** BEGIN Rows **

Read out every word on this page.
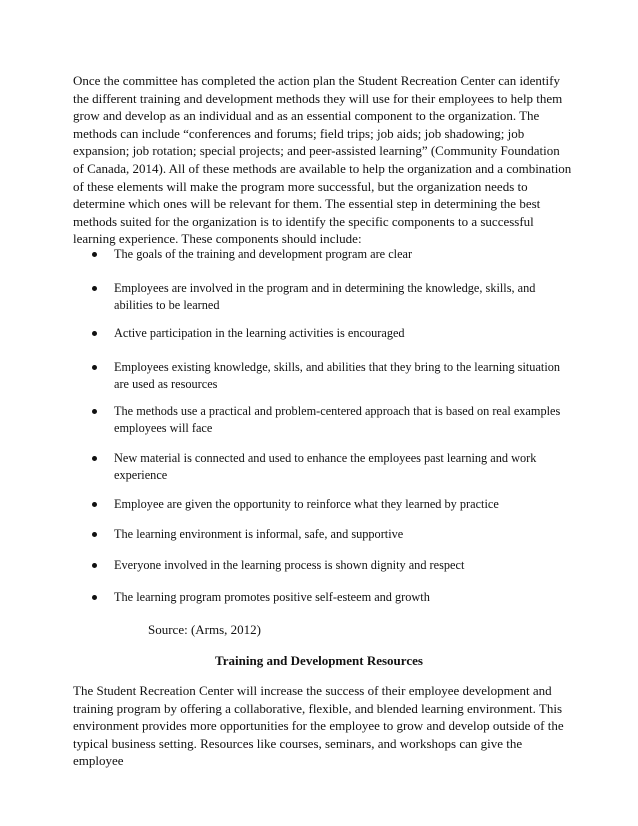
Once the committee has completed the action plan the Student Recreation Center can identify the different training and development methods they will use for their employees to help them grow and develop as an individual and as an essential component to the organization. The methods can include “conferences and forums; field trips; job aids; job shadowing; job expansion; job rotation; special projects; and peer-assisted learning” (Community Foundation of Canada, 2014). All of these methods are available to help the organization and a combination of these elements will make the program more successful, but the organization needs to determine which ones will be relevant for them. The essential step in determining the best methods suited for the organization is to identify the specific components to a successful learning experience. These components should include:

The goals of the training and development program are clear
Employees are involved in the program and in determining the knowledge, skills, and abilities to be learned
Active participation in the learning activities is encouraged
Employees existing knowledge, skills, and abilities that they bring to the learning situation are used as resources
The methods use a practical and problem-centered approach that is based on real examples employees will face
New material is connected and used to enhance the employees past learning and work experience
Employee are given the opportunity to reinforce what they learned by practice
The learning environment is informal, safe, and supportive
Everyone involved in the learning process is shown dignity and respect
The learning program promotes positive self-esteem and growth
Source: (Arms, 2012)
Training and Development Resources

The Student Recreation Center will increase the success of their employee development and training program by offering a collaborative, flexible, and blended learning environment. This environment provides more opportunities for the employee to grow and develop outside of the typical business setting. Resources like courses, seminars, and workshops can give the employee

** END Rows **

▸ **Written instruction**:
Select all lines in the listing that include the word "will".

▸ **Written solution**:
Once the committee has completed the action plan the Student Recreation Center can identify the different training and development methods they will use for their employees to help them grow and develop as an individual and as an essential component to the organization. The methods can include “conferences and forums; field trips; job aids; job shadowing; job expansion; job rotation; special projects; and peer-assisted learning” (Community Foundation of Canada, 2014). All of these methods are available to help the organization and a combination of these elements will make the program more successful, but the organization needs to determine which ones will be relevant for them. The essential step in determining the best methods suited for the organization is to identify the specific components to a successful learning experience. These components should include:
The methods use a practical and problem-centered approach that is based on real examples employees will face
The Student Recreation Center will increase the success of their employee development and training program by offering a collaborative, flexible, and blended learning environment. This environment provides more opportunities for the employee to grow and develop outside of the typical business setting. Resources like courses, seminars, and workshops can give the employee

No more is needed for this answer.